- **Problem description**:
Take every line from the material that has the word "shaded" in it.

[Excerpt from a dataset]
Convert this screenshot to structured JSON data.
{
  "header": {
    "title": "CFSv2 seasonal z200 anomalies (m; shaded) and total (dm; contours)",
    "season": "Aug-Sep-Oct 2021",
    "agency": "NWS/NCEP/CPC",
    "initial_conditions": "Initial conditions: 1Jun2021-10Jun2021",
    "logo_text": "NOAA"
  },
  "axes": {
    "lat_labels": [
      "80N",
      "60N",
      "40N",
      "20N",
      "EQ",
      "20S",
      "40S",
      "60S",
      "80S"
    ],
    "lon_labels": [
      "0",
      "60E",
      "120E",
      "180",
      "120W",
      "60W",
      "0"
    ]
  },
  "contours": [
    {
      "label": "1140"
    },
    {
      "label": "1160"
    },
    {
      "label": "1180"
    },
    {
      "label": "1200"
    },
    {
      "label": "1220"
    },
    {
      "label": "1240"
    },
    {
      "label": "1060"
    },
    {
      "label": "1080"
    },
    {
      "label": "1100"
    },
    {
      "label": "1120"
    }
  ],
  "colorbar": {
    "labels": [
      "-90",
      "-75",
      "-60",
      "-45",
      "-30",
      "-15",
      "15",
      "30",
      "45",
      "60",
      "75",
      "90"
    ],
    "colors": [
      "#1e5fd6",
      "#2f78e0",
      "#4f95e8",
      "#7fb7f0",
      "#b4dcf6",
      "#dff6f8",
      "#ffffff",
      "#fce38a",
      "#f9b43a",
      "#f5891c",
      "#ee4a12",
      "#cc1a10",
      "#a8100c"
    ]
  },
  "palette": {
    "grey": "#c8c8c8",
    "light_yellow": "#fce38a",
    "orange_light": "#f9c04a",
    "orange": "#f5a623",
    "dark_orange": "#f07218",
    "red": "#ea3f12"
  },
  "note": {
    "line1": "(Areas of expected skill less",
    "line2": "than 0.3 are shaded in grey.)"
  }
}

---

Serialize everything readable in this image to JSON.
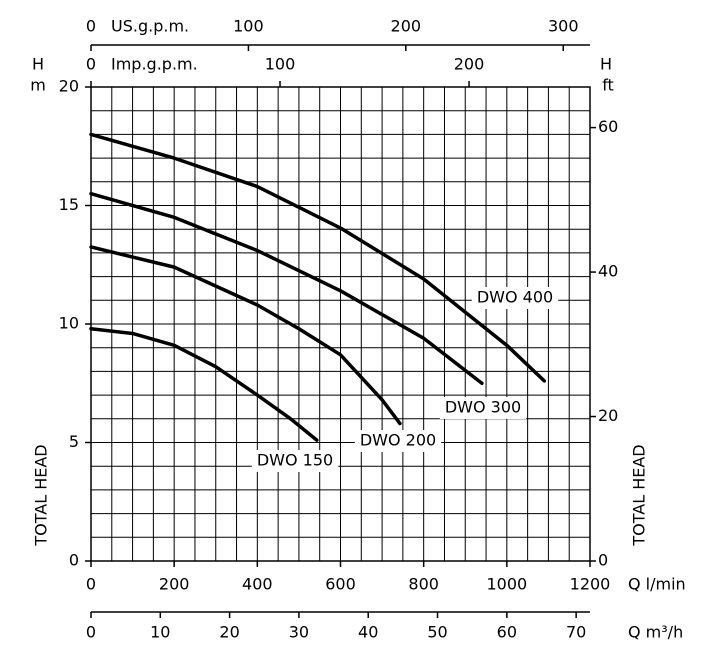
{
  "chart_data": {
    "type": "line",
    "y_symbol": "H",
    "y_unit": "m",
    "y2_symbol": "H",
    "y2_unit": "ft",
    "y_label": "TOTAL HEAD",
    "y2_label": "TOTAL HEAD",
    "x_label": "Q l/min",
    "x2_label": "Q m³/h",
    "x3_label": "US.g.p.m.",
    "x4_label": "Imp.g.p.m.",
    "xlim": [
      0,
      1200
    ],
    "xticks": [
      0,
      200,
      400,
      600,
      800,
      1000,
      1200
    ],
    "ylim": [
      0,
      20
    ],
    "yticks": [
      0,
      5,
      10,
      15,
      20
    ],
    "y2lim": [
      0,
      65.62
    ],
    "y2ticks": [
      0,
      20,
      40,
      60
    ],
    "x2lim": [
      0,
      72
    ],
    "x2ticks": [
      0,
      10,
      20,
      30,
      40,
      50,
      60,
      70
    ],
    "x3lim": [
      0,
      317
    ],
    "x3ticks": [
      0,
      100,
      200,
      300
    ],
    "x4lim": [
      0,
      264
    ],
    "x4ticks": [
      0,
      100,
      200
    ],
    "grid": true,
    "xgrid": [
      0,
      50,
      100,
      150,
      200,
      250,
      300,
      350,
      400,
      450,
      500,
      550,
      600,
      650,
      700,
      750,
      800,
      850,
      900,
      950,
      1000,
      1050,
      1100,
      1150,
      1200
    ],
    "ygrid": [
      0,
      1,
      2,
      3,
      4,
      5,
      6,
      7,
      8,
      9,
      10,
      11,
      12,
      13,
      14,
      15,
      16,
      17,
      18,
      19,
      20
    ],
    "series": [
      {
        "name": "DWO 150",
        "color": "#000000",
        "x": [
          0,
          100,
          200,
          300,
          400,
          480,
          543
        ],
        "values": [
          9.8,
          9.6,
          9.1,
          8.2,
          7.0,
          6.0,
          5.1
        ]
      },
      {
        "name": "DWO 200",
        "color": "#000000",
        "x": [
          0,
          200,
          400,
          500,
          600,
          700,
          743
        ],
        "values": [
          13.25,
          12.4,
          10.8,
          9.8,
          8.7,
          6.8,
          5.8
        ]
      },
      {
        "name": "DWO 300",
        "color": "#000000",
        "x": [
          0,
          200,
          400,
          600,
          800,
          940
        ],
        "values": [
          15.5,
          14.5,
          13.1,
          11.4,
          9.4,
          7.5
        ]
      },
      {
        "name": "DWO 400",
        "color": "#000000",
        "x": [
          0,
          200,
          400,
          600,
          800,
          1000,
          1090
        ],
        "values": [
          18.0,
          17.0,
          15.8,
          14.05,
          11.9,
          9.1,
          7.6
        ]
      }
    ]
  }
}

- **Exercise solution**:
    "title": "CFSv2 seasonal z200 anomalies (m; shaded) and total (dm; contours)",
    "line2": "than 0.3 are shaded in grey.)"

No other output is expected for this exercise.